> DESCRIPTION OF THE TASK: Of all the lines in the records, how many hold the word "chart"? Answer with the number only.

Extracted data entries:
======

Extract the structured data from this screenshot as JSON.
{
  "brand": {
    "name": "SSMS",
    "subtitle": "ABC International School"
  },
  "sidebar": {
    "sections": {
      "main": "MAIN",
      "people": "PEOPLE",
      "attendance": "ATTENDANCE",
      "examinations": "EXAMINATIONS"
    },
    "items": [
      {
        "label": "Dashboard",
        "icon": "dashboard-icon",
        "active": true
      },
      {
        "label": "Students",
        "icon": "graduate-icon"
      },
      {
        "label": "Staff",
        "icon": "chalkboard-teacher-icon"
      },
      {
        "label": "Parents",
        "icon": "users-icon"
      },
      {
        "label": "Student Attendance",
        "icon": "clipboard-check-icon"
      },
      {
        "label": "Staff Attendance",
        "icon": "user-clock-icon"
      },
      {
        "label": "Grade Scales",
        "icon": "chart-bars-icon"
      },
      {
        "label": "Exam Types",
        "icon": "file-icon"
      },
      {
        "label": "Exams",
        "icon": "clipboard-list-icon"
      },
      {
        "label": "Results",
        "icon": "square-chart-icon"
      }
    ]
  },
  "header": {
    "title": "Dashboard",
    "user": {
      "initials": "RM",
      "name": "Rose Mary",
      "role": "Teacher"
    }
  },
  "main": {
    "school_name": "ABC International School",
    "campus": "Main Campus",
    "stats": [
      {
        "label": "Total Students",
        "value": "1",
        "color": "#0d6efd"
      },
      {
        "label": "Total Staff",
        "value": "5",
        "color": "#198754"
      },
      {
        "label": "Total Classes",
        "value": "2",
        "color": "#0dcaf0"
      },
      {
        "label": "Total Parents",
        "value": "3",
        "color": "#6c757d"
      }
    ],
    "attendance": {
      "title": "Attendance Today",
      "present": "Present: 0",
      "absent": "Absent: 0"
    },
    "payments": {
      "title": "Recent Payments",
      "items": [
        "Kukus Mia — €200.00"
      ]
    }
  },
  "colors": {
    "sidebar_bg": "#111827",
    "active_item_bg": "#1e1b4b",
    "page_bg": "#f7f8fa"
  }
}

======

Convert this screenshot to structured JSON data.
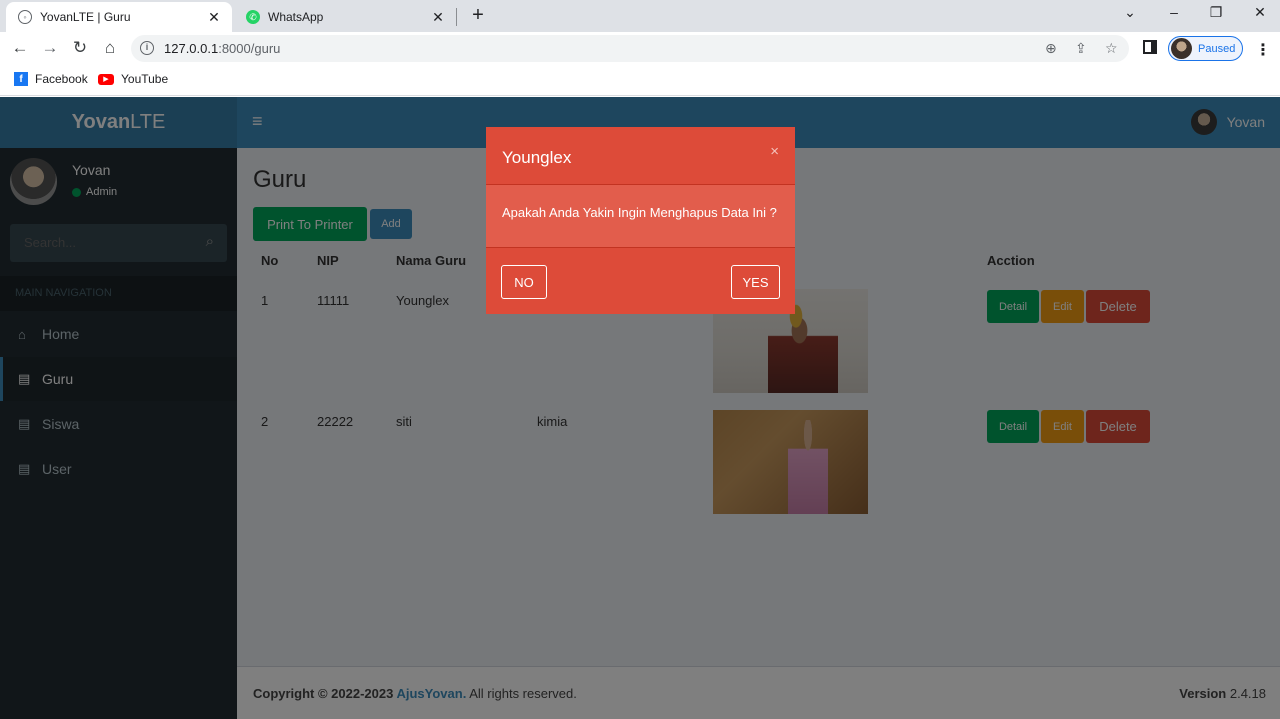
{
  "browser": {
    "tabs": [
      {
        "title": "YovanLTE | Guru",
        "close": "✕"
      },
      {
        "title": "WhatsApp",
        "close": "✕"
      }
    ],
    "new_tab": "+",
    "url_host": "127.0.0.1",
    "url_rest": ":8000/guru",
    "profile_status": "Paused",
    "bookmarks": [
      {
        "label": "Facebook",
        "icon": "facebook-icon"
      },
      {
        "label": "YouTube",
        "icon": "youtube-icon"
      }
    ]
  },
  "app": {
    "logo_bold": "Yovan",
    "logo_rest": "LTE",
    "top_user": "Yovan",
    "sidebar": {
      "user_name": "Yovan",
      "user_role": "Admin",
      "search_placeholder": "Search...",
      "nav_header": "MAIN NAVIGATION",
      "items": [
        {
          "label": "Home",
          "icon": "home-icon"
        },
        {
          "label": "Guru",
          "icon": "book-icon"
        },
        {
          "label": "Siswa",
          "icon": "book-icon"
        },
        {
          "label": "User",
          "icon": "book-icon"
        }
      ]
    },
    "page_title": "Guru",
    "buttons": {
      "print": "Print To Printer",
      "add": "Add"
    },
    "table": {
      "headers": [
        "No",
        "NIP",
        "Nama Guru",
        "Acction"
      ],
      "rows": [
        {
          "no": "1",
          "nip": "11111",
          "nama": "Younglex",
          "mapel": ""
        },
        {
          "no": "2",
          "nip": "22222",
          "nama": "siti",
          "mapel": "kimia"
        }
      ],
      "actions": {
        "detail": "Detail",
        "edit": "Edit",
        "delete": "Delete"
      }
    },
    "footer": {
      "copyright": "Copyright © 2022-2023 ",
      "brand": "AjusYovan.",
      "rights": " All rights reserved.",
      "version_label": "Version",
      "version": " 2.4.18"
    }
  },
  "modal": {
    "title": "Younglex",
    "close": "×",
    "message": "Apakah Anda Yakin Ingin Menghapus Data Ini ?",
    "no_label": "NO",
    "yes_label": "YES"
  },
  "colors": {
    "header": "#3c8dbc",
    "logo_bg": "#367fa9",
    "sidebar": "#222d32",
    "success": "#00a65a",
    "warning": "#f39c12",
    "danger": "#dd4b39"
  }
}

======

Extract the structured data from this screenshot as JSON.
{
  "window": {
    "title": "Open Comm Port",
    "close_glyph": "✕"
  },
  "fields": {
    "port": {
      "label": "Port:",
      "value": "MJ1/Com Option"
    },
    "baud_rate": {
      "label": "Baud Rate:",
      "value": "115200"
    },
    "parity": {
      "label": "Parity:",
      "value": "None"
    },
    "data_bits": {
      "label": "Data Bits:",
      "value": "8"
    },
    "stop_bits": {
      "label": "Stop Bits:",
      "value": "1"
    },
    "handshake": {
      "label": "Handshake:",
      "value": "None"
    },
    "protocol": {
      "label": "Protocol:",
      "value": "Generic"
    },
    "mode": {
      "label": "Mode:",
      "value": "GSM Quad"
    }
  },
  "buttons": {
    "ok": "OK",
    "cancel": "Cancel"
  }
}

======

> FULL SOLUTION: 2